Exclude the pictures and return every line exactly as written.

++++ SUPPLIED MATERIAL ++++

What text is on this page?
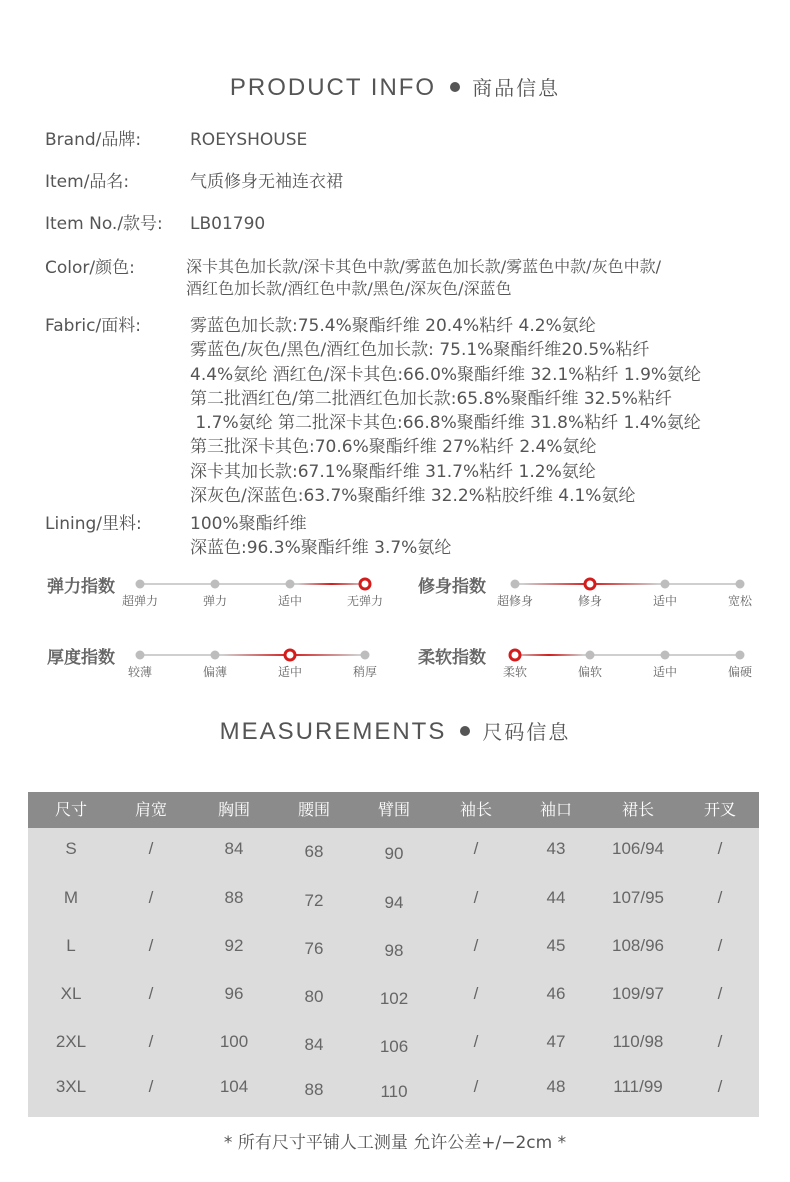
PRODUCT INFO 商品信息
Brand/品牌:	ROEYSHOUSE
Item/品名:	气质修身无袖连衣裙
Item No./款号: LB01790
Color/颜色:	深卡其色加长款/深卡其色中款/雾蓝色加长款/雾蓝色中款/灰色中款/
酒红色加长款/酒红色中款/黑色/深灰色/深蓝色
Fabric/面料:	雾蓝色加长款:75.4%聚酯纤维 20.4%粘纤 4.2%氨纶
雾蓝色/灰色/黑色/酒红色加长款: 75.1%聚酯纤维20.5%粘纤
4.4%氨纶 酒红色/深卡其色:66.0%聚酯纤维 32.1%粘纤 1.9%氨纶
第二批酒红色/第二批酒红色加长款:65.8%聚酯纤维 32.5%粘纤
1.7%氨纶 第二批深卡其色:66.8%聚酯纤维 31.8%粘纤 1.4%氨纶
第三批深卡其色:70.6%聚酯纤维 27%粘纤 2.4%氨纶
深卡其加长款:67.1%聚酯纤维 31.7%粘纤 1.2%氨纶
深灰色/深蓝色:63.7%聚酯纤维 32.2%粘胶纤维 4.1%氨纶
Lining/里料:	100%聚酯纤维
深蓝色:96.3%聚酯纤维 3.7%氨纶
MEASUREMENTS 尺码信息
尺寸	肩宽	胸围	腰围	臂围	袖长	袖口	裙长	开叉
S	/	84	68	90	/	43	106/94	/
M	/	88	72	94	/	44	107/95	/
L	/	92	76	98	/	45	108/96	/
XL	/	96	80	102	/	46	109/97	/
2XL	/	100	84	106	/	47	110/98	/
3XL	/	104	88	110	/	48	111/99	/
* 所有尺寸平铺人工测量 允许公差+/−2cm *
弹力指数
超弹力	弹力	适中	无弹力
修身指数
超修身	修身	适中	宽松
厚度指数
较薄	偏薄	适中	稍厚
柔软指数
柔软	偏软	适中	偏硬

++++

RESULT
What text is on this page?
PRODUCT INFO 商品信息
Brand/品牌:	ROEYSHOUSE
Item/品名:	气质修身无袖连衣裙
Item No./款号: LB01790
Color/颜色:	深卡其色加长款/深卡其色中款/雾蓝色加长款/雾蓝色中款/灰色中款/
酒红色加长款/酒红色中款/黑色/深灰色/深蓝色
Fabric/面料:	雾蓝色加长款:75.4%聚酯纤维 20.4%粘纤 4.2%氨纶
雾蓝色/灰色/黑色/酒红色加长款: 75.1%聚酯纤维20.5%粘纤
4.4%氨纶 酒红色/深卡其色:66.0%聚酯纤维 32.1%粘纤 1.9%氨纶
第二批酒红色/第二批酒红色加长款:65.8%聚酯纤维 32.5%粘纤
1.7%氨纶 第二批深卡其色:66.8%聚酯纤维 31.8%粘纤 1.4%氨纶
第三批深卡其色:70.6%聚酯纤维 27%粘纤 2.4%氨纶
深卡其加长款:67.1%聚酯纤维 31.7%粘纤 1.2%氨纶
深灰色/深蓝色:63.7%聚酯纤维 32.2%粘胶纤维 4.1%氨纶
Lining/里料:	100%聚酯纤维
深蓝色:96.3%聚酯纤维 3.7%氨纶
MEASUREMENTS 尺码信息
尺寸	肩宽	胸围	腰围	臂围	袖长	袖口	裙长	开叉
S	/	84	68	90	/	43	106/94	/
M	/	88	72	94	/	44	107/95	/
L	/	92	76	98	/	45	108/96	/
XL	/	96	80	102	/	46	109/97	/
2XL	/	100	84	106	/	47	110/98	/
3XL	/	104	88	110	/	48	111/99	/
* 所有尺寸平铺人工测量 允许公差+/−2cm *
弹力指数
超弹力	弹力	适中	无弹力
修身指数
超修身	修身	适中	宽松
厚度指数
较薄	偏薄	适中	稍厚
柔软指数
柔软	偏软	适中	偏硬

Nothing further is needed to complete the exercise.